» **Task brief**: Exactly as written, please set down all of the entries again, with no pictures.

═════ The data

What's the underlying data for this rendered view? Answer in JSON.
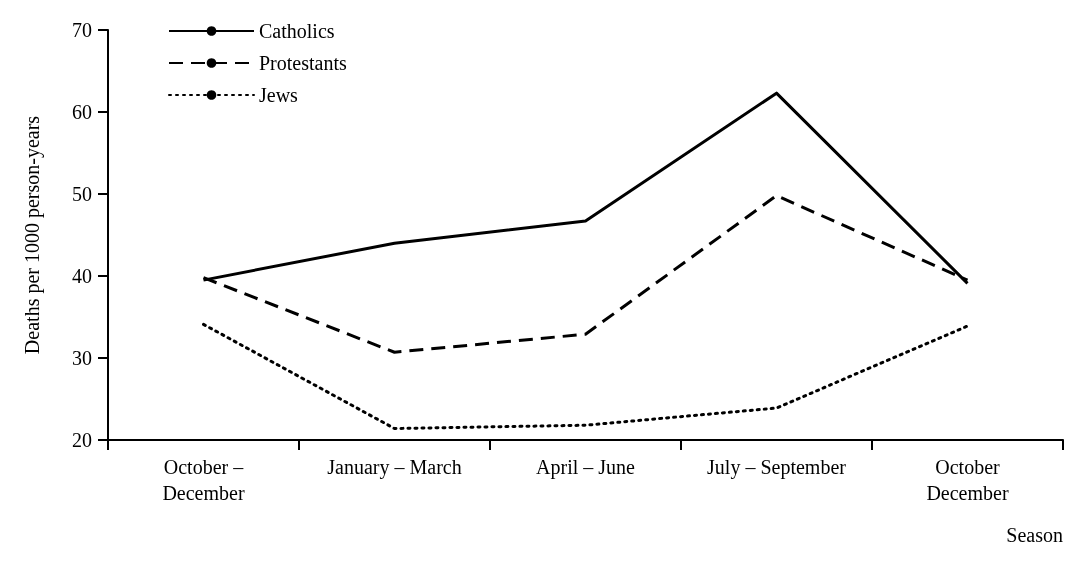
{
  "chart_data": {
    "type": "line",
    "xlabel": "Season",
    "ylabel": "Deaths per 1000 person-years",
    "categories": [
      "October –\nDecember",
      "January – March",
      "April – June",
      "July – September",
      "October\nDecember"
    ],
    "series": [
      {
        "name": "Catholics",
        "color": "#000000",
        "line_style": "solid",
        "values": [
          39.5,
          44.0,
          46.7,
          62.3,
          39.1
        ]
      },
      {
        "name": "Protestants",
        "color": "#000000",
        "line_style": "dashed",
        "values": [
          39.8,
          30.7,
          32.9,
          49.8,
          39.5
        ]
      },
      {
        "name": "Jews",
        "color": "#000000",
        "line_style": "dotted",
        "values": [
          34.1,
          21.4,
          21.8,
          23.9,
          33.9
        ]
      }
    ],
    "ylim": [
      20,
      70
    ],
    "yticks": [
      20,
      30,
      40,
      50,
      60,
      70
    ],
    "grid": false,
    "legend": "top left",
    "marker": "none"
  }
}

══════════

» **Task answer**:
What's the underlying data for this rendered view? Answer in JSON.
{
  "chart_data": {
    "type": "line",
    "xlabel": "Season",
    "ylabel": "Deaths per 1000 person-years",
    "categories": [
      "October –\nDecember",
      "January – March",
      "April – June",
      "July – September",
      "October\nDecember"
    ],
    "series": [
      {
        "name": "Catholics",
        "color": "#000000",
        "line_style": "solid",
        "values": [
          39.5,
          44.0,
          46.7,
          62.3,
          39.1
        ]
      },
      {
        "name": "Protestants",
        "color": "#000000",
        "line_style": "dashed",
        "values": [
          39.8,
          30.7,
          32.9,
          49.8,
          39.5
        ]
      },
      {
        "name": "Jews",
        "color": "#000000",
        "line_style": "dotted",
        "values": [
          34.1,
          21.4,
          21.8,
          23.9,
          33.9
        ]
      }
    ],
    "ylim": [
      20,
      70
    ],
    "yticks": [
      20,
      30,
      40,
      50,
      60,
      70
    ],
    "grid": false,
    "legend": "top left",
    "marker": "none"
  }
}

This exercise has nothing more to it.